--- Source material ---

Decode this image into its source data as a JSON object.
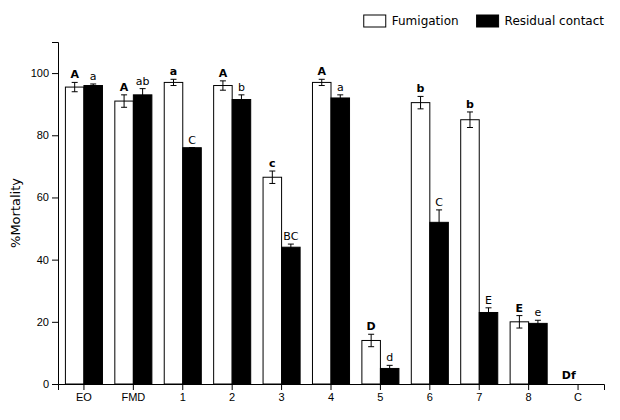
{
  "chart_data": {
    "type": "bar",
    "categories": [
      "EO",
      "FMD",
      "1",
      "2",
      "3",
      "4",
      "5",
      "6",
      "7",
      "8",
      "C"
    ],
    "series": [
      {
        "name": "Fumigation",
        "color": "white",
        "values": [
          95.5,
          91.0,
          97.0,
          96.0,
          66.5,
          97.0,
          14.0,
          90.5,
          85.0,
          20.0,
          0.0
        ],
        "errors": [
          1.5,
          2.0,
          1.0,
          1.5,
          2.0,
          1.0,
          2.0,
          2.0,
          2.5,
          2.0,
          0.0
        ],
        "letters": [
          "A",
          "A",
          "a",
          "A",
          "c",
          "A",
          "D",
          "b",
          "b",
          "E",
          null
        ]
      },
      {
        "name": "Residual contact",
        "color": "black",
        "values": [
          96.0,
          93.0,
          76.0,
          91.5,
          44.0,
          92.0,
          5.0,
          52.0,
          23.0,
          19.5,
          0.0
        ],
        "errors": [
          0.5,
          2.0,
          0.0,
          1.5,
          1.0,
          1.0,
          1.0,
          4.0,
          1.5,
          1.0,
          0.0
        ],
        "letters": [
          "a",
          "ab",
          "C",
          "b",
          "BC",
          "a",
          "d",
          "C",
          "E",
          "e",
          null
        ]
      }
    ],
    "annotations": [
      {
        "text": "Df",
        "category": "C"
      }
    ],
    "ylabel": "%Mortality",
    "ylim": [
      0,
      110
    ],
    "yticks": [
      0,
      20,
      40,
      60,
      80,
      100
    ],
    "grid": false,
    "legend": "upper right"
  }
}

* * *

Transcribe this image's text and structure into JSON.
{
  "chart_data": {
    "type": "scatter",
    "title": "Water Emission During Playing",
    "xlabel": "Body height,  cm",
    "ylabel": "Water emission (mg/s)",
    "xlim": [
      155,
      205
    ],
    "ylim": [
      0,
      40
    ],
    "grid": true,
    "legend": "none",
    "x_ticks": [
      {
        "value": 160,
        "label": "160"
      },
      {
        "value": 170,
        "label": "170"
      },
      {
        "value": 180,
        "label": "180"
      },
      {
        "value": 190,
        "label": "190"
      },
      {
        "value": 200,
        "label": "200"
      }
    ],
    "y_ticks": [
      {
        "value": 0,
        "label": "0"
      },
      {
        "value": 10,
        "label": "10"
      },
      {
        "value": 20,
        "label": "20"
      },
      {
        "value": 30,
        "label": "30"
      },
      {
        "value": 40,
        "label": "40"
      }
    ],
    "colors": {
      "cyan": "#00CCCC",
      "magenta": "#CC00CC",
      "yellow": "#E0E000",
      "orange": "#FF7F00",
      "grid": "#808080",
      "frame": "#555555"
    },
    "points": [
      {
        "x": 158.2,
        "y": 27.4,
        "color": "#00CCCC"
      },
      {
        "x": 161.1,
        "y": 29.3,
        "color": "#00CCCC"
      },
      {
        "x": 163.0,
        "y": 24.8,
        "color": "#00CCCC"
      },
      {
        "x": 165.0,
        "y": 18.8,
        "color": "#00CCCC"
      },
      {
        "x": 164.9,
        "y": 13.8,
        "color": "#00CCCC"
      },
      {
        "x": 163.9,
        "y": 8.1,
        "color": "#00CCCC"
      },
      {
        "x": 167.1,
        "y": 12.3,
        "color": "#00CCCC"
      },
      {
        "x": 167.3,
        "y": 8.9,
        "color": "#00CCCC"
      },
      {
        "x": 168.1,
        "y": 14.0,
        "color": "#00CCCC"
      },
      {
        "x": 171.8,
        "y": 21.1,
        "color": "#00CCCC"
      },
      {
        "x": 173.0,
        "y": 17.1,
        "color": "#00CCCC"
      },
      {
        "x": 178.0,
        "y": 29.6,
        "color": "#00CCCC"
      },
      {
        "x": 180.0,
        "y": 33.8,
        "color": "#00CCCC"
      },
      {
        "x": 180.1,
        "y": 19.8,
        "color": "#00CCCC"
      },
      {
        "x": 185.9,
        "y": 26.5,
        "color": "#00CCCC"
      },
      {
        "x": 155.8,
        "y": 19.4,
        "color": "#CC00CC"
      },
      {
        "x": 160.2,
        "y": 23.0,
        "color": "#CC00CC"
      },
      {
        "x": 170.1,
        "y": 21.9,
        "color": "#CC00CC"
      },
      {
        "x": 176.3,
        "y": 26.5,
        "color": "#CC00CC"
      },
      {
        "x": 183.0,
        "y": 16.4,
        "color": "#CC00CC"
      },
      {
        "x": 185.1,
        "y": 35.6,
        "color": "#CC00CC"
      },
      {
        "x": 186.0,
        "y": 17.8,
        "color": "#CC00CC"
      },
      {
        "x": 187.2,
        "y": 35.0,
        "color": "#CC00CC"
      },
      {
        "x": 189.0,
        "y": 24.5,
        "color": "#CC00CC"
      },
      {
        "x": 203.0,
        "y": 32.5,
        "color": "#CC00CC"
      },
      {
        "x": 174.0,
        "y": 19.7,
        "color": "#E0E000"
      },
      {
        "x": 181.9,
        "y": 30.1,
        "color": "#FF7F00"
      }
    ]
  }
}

--- Required work ---
Pick out and copy every line that contains the word "name".

--- Result ---
        "name": "Fumigation",
        "name": "Residual contact",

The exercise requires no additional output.